- _EXERCISE TASK_
Update the records from the first line through the line containing "anomaly: Detachment bbox=[741, 985, 867, 1014]" by replacing each "value-label" with "data-label" and changing nothing else. Return only those lines.

- _DATA FOR THE TASK_

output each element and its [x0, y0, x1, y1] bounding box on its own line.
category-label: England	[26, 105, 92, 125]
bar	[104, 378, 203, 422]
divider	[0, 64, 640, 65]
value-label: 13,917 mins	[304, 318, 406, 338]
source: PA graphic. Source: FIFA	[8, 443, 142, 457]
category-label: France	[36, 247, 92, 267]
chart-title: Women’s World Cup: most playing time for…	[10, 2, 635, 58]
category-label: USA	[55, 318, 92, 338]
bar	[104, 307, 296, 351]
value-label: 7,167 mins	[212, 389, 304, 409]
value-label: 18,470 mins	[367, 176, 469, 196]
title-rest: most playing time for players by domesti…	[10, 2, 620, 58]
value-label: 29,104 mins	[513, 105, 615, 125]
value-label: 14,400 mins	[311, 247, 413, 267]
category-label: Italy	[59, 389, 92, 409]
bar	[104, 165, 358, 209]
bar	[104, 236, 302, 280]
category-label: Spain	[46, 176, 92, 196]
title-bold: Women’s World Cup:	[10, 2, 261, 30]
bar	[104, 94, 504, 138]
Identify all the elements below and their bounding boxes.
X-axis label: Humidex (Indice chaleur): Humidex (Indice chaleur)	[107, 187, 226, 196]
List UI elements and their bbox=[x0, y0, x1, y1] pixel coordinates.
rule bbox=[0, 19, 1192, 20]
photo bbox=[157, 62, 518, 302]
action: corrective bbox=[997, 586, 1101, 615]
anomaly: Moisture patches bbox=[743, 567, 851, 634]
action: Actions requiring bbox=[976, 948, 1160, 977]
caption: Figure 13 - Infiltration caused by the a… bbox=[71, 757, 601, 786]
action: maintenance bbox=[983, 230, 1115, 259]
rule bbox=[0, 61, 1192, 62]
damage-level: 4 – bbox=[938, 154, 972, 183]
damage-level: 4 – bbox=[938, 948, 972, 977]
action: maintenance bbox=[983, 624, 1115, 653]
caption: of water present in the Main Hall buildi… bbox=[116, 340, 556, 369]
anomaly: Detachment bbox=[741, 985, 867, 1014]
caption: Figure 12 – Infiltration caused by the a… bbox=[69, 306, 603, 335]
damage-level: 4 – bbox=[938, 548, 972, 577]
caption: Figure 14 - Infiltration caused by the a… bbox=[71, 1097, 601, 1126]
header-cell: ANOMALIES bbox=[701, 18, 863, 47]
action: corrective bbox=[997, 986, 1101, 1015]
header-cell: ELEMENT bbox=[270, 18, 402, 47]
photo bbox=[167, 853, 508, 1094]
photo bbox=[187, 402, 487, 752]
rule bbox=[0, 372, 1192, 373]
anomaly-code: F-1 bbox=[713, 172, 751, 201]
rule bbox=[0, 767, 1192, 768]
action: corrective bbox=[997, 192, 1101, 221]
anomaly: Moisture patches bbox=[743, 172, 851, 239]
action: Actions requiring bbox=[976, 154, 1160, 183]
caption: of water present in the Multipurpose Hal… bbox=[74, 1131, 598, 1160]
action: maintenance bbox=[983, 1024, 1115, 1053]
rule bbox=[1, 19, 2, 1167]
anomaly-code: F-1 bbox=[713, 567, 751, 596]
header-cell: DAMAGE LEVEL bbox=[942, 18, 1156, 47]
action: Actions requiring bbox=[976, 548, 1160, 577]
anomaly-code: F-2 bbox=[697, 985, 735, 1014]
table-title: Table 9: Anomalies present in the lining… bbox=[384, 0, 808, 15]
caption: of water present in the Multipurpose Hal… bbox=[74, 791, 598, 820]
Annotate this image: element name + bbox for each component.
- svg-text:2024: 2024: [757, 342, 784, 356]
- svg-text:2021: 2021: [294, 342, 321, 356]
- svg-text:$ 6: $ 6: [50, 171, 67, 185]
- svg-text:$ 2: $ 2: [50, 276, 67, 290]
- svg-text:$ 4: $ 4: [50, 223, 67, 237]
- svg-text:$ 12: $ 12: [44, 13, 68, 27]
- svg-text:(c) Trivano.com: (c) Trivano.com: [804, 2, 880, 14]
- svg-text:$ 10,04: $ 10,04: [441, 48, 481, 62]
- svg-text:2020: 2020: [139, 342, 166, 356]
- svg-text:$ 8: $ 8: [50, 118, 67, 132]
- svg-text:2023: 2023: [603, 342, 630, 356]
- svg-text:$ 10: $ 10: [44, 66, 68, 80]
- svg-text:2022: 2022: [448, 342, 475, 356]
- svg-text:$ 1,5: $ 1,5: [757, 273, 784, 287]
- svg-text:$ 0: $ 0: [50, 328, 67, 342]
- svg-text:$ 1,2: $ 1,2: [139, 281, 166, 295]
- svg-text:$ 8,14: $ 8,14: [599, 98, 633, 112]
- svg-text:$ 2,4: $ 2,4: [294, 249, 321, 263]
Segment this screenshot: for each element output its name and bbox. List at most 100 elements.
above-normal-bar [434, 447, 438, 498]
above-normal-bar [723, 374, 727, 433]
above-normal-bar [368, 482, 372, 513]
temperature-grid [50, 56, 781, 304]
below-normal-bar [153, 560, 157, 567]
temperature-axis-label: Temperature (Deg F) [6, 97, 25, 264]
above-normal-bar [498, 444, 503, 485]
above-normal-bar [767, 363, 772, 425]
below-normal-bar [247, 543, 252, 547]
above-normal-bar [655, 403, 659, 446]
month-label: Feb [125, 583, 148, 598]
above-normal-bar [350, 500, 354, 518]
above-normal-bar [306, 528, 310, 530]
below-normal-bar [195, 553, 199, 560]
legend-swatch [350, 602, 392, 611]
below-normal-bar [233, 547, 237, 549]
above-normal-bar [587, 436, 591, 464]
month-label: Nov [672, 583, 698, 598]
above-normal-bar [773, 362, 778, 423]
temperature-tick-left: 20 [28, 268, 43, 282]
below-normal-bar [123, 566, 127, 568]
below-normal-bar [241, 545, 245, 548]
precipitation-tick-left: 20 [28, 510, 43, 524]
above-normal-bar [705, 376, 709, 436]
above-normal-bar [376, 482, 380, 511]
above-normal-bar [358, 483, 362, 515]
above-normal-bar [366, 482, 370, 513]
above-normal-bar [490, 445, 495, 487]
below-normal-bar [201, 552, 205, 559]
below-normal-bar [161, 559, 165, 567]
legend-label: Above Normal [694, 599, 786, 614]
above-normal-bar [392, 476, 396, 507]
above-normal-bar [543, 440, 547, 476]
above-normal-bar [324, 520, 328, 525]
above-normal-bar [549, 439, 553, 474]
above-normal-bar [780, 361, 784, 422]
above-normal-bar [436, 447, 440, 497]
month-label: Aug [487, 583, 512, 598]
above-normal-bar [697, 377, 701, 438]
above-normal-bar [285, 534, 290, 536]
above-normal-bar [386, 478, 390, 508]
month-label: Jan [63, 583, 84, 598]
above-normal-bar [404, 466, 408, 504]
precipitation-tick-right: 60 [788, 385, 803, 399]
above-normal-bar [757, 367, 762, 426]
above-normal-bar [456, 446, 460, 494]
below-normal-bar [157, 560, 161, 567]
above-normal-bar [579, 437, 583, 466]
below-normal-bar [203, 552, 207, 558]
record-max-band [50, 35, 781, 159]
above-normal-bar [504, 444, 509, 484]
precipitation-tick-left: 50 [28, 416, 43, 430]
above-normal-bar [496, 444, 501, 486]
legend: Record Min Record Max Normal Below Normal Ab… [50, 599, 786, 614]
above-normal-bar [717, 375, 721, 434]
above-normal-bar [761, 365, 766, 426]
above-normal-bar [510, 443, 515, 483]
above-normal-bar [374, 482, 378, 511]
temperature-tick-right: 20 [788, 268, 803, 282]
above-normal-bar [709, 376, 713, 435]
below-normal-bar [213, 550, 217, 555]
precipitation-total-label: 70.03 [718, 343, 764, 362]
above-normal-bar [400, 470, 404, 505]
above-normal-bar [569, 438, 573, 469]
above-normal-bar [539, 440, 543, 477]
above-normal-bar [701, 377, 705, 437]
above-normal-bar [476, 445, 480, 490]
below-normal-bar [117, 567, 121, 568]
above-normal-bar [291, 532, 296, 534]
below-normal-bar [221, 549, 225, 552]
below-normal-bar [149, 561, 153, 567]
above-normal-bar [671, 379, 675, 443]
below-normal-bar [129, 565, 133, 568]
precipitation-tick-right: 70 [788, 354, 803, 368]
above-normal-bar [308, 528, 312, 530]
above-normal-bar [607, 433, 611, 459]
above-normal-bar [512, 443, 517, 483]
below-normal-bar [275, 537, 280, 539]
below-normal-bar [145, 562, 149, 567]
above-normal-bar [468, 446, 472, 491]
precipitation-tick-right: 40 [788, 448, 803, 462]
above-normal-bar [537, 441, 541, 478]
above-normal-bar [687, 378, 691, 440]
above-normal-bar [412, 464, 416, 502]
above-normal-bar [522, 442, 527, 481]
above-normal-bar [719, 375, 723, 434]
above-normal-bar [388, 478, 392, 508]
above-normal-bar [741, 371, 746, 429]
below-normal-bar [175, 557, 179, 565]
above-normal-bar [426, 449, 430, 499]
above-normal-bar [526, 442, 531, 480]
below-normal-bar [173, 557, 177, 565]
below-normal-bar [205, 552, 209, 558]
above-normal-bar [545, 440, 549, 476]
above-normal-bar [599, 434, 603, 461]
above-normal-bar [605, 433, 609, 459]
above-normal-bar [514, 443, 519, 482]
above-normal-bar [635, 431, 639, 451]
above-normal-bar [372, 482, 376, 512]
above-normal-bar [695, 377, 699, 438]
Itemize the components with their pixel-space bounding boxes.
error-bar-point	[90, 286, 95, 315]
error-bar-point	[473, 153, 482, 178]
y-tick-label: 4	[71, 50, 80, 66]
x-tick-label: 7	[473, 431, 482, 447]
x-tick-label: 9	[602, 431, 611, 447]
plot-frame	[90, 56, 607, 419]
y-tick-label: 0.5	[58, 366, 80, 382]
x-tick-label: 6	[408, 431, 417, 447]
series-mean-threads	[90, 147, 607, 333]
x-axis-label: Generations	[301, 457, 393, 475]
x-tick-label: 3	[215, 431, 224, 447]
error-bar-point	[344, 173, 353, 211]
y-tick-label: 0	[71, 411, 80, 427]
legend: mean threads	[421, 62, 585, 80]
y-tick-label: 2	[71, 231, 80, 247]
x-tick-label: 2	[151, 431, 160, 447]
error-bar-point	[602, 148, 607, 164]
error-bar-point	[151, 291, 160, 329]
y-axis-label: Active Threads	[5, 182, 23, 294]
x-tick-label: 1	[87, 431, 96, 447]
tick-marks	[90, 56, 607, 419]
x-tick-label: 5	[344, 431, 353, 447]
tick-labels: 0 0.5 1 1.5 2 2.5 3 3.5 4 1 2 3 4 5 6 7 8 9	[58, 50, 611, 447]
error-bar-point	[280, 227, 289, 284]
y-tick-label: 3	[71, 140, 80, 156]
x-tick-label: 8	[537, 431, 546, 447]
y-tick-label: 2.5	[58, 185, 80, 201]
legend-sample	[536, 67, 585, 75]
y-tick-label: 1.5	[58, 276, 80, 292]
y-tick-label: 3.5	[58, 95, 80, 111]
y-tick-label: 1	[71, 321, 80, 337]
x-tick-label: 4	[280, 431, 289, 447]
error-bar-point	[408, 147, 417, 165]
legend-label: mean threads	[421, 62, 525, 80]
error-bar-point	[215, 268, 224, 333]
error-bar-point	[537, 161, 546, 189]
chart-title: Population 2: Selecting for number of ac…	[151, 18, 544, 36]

- _PROBLEM SOLUTION_
output each element and its [x0, y0, x1, y1] bounding box on its own line.
category-label: England	[26, 105, 92, 125]
bar	[104, 378, 203, 422]
divider	[0, 64, 640, 65]
data-label: 13,917 mins	[304, 318, 406, 338]
source: PA graphic. Source: FIFA	[8, 443, 142, 457]
category-label: France	[36, 247, 92, 267]
chart-title: Women’s World Cup: most playing time for…	[10, 2, 635, 58]
category-label: USA	[55, 318, 92, 338]
bar	[104, 307, 296, 351]
data-label: 7,167 mins	[212, 389, 304, 409]
data-label: 18,470 mins	[367, 176, 469, 196]
title-rest: most playing time for players by domesti…	[10, 2, 620, 58]
data-label: 29,104 mins	[513, 105, 615, 125]
data-label: 14,400 mins	[311, 247, 413, 267]
category-label: Italy	[59, 389, 92, 409]
bar	[104, 165, 358, 209]
bar	[104, 236, 302, 280]
category-label: Spain	[46, 176, 92, 196]
title-bold: Women’s World Cup:	[10, 2, 261, 30]
bar	[104, 94, 504, 138]
Identify all the elements below and their bounding boxes.
X-axis label: Humidex (Indice chaleur): Humidex (Indice chaleur)	[107, 187, 226, 196]
List UI elements and their bbox=[x0, y0, x1, y1] pixel coordinates.
rule bbox=[0, 19, 1192, 20]
photo bbox=[157, 62, 518, 302]
action: corrective bbox=[997, 586, 1101, 615]
anomaly: Moisture patches bbox=[743, 567, 851, 634]
action: Actions requiring bbox=[976, 948, 1160, 977]
caption: Figure 13 - Infiltration caused by the a… bbox=[71, 757, 601, 786]
action: maintenance bbox=[983, 230, 1115, 259]
rule bbox=[0, 61, 1192, 62]
damage-level: 4 – bbox=[938, 154, 972, 183]
damage-level: 4 – bbox=[938, 948, 972, 977]
action: maintenance bbox=[983, 624, 1115, 653]
caption: of water present in the Main Hall buildi… bbox=[116, 340, 556, 369]
anomaly: Detachment bbox=[741, 985, 867, 1014]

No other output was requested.